--- Begin ---

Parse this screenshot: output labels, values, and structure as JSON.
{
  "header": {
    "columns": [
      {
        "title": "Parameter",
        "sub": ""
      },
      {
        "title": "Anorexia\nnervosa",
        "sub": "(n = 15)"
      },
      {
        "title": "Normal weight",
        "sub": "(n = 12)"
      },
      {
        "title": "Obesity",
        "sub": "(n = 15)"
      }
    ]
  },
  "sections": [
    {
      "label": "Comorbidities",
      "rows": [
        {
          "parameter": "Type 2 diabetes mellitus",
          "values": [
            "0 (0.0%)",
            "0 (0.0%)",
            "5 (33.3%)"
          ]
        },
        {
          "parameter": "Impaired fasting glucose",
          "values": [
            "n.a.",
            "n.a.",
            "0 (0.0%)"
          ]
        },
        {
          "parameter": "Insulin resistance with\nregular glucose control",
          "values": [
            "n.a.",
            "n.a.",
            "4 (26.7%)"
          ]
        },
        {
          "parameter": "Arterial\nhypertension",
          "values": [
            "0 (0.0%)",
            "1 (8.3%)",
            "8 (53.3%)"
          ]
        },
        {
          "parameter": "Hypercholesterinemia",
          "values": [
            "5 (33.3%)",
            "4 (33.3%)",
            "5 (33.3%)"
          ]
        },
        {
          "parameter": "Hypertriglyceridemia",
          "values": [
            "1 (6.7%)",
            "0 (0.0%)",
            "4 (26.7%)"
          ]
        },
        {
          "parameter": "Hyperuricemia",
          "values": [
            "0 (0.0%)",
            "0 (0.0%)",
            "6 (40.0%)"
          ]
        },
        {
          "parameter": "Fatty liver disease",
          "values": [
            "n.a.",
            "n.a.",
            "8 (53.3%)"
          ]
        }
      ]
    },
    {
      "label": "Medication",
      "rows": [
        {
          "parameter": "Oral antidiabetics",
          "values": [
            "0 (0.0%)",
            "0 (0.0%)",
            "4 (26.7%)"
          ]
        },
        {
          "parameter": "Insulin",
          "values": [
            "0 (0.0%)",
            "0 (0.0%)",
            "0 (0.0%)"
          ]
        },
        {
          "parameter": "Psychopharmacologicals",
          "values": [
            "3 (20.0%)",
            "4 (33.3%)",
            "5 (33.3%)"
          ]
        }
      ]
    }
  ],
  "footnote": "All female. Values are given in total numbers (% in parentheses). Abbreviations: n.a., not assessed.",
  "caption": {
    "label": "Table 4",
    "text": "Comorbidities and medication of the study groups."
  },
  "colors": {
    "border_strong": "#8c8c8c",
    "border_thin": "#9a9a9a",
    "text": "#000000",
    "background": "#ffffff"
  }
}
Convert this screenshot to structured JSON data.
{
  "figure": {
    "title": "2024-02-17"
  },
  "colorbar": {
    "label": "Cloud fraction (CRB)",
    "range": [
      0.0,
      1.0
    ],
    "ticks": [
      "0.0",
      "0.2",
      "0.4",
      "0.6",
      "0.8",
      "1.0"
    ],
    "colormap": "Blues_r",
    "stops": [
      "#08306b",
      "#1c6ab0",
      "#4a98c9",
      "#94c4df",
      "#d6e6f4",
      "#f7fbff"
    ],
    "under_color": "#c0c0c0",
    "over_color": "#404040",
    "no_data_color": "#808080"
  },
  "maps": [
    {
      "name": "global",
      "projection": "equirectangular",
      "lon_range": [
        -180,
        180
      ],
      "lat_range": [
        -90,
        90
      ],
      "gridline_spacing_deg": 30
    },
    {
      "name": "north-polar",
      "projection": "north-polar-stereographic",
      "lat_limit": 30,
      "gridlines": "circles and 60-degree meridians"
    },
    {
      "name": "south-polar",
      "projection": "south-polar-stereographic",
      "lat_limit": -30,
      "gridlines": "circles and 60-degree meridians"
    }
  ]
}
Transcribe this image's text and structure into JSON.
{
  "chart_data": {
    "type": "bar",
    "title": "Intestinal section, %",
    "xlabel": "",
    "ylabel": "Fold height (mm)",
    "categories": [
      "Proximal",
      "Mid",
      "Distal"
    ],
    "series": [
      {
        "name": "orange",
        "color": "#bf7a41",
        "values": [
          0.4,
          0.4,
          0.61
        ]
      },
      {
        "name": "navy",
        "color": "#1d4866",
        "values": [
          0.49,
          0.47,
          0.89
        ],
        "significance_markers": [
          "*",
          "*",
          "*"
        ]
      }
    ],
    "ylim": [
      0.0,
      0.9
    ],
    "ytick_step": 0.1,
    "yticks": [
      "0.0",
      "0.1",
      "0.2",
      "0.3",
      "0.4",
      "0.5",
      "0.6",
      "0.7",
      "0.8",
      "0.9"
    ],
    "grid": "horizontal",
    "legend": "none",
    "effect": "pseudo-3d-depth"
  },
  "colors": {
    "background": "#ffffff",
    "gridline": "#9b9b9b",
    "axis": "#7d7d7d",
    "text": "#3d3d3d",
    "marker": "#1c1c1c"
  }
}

--- End ---

• Task directions:
Out of the records, collect only those lines that contain the string "Insulin".

• Result of the exercise:
          "parameter": "Insulin resistance with\nregular glucose control",
          "parameter": "Insulin",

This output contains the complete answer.